Dataset excerpts:
◇ ◇ ◇

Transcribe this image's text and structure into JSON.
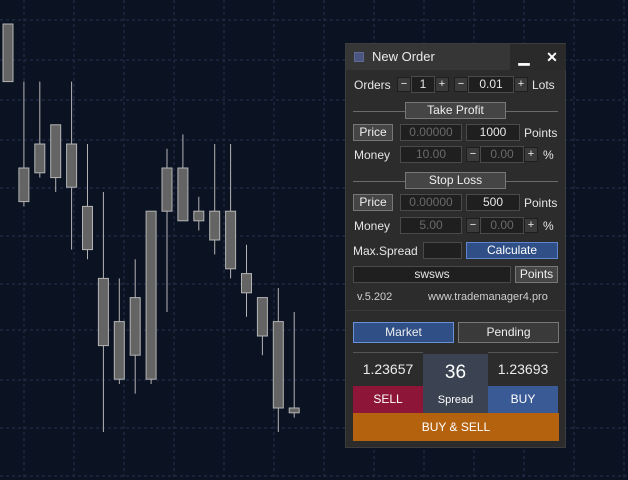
{
  "window": {
    "title": "New Order",
    "minimize_icon": "minimize-icon",
    "close_icon": "close-icon"
  },
  "orders": {
    "label": "Orders",
    "count": "1",
    "lots_value": "0.01",
    "lots_label": "Lots"
  },
  "take_profit": {
    "header": "Take Profit",
    "price_button": "Price",
    "price_value": "0.00000",
    "points_value": "1000",
    "points_label": "Points",
    "money_label": "Money",
    "money_value": "10.00",
    "percent_value": "0.00",
    "percent_label": "%"
  },
  "stop_loss": {
    "header": "Stop Loss",
    "price_button": "Price",
    "price_value": "0.00000",
    "points_value": "500",
    "points_label": "Points",
    "money_label": "Money",
    "money_value": "5.00",
    "percent_value": "0.00",
    "percent_label": "%"
  },
  "spread_row": {
    "label": "Max.Spread",
    "value": "",
    "calculate_button": "Calculate"
  },
  "comment_row": {
    "value": "swsws",
    "points_button": "Points"
  },
  "footer": {
    "version": "v.5.202",
    "website": "www.trademanager4.pro"
  },
  "tabs": {
    "market": "Market",
    "pending": "Pending"
  },
  "quotes": {
    "bid": "1.23657",
    "ask": "1.23693",
    "spread_value": "36",
    "spread_label": "Spread"
  },
  "actions": {
    "sell": "SELL",
    "buy": "BUY",
    "buy_and_sell": "BUY & SELL"
  },
  "stepper": {
    "minus": "−",
    "plus": "+"
  },
  "colors": {
    "chart_background": "#0b1222",
    "grid": "#24324d",
    "candle_fill": "#646464",
    "candle_border": "#b4b4b4",
    "sell": "#8c1538",
    "buy": "#3a5a96",
    "buy_and_sell": "#b5620f",
    "accent_blue": "#2f4f86"
  },
  "chart_data": {
    "type": "candlestick",
    "candles": [
      {
        "open": 0.17,
        "high": 0.1,
        "close": 0.05,
        "low": 0.17
      },
      {
        "open": 0.42,
        "high": 0.17,
        "close": 0.35,
        "low": 0.43
      },
      {
        "open": 0.3,
        "high": 0.17,
        "close": 0.36,
        "low": 0.37
      },
      {
        "open": 0.37,
        "high": 0.26,
        "close": 0.26,
        "low": 0.4
      },
      {
        "open": 0.39,
        "high": 0.17,
        "close": 0.3,
        "low": 0.52
      },
      {
        "open": 0.52,
        "high": 0.3,
        "close": 0.43,
        "low": 0.54
      },
      {
        "open": 0.72,
        "high": 0.4,
        "close": 0.58,
        "low": 0.9
      },
      {
        "open": 0.67,
        "high": 0.58,
        "close": 0.79,
        "low": 0.8
      },
      {
        "open": 0.62,
        "high": 0.54,
        "close": 0.74,
        "low": 0.82
      },
      {
        "open": 0.79,
        "high": 0.56,
        "close": 0.44,
        "low": 0.8
      },
      {
        "open": 0.44,
        "high": 0.31,
        "close": 0.35,
        "low": 0.65
      },
      {
        "open": 0.35,
        "high": 0.28,
        "close": 0.46,
        "low": 0.44
      },
      {
        "open": 0.46,
        "high": 0.41,
        "close": 0.44,
        "low": 0.48
      },
      {
        "open": 0.44,
        "high": 0.3,
        "close": 0.5,
        "low": 0.53
      },
      {
        "open": 0.56,
        "high": 0.3,
        "close": 0.44,
        "low": 0.58
      },
      {
        "open": 0.61,
        "high": 0.51,
        "close": 0.57,
        "low": 0.66
      },
      {
        "open": 0.7,
        "high": 0.63,
        "close": 0.62,
        "low": 0.74
      },
      {
        "open": 0.67,
        "high": 0.6,
        "close": 0.85,
        "low": 0.9
      },
      {
        "open": 0.86,
        "high": 0.65,
        "close": 0.85,
        "low": 0.87
      }
    ]
  }
}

◇ ◇ ◇

*EXERCISE BRIEF:* From the listing above, pick out every line containing "header".

*FULL OUTPUT:*
    "header": "Take Profit",
    "header": "Stop Loss",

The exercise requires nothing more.